Problem details:
Print every line of the data below verbatim, leaving out the pictures.

Layout annotation records:
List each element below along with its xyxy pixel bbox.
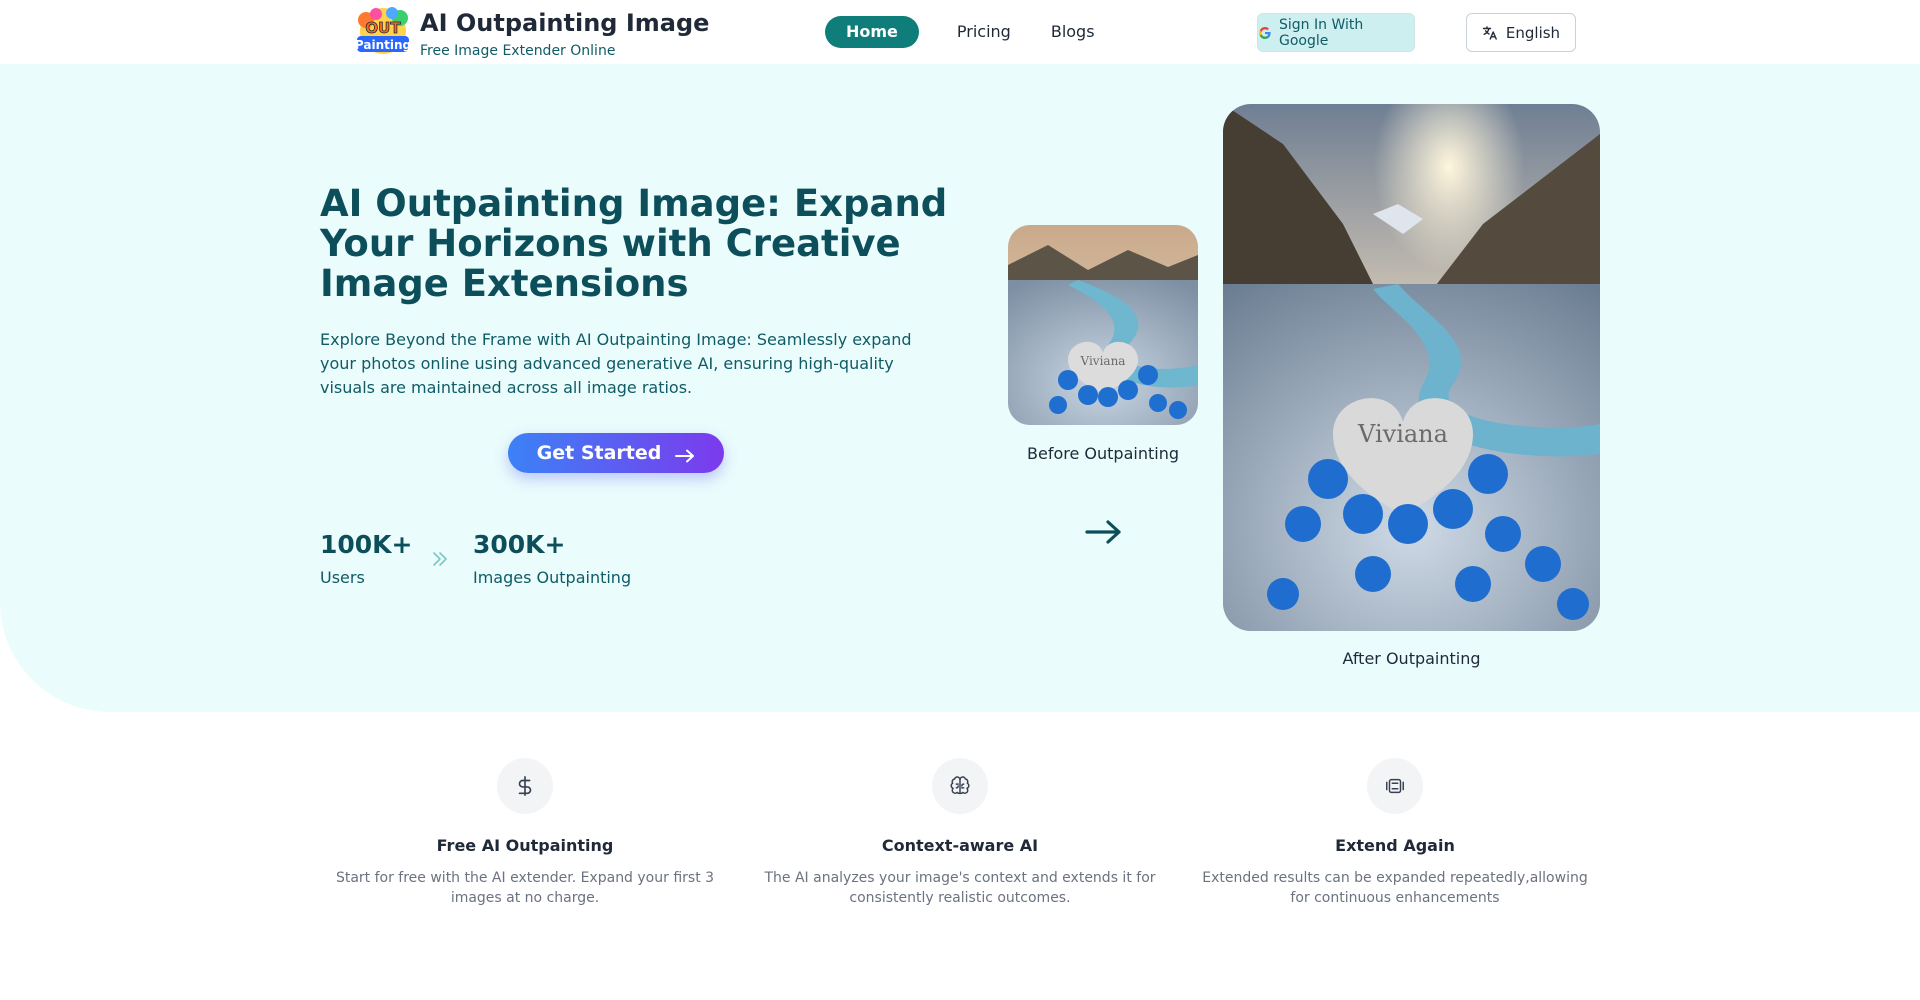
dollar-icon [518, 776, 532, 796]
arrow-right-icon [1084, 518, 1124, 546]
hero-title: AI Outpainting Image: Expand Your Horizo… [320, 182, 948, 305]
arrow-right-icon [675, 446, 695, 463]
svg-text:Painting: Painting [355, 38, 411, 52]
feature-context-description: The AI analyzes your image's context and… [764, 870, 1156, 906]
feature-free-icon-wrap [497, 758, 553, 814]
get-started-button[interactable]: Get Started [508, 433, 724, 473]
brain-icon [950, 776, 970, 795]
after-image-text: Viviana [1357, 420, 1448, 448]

Completed task:
List each element below along with its xyxy pixel bbox.
dollar-icon [518, 776, 532, 796]
arrow-right-icon [1084, 518, 1124, 546]
hero-title: AI Outpainting Image: Expand Your Horizo… [320, 182, 948, 305]
arrow-right-icon [675, 446, 695, 463]
svg-text:Painting: Painting [355, 38, 411, 52]
feature-context-description: The AI analyzes your image's context and… [764, 870, 1156, 906]
feature-free-icon-wrap [497, 758, 553, 814]
get-started-button[interactable]: Get Started [508, 433, 724, 473]
brain-icon [950, 776, 970, 795]
after-image-text: Viviana [1357, 420, 1448, 448]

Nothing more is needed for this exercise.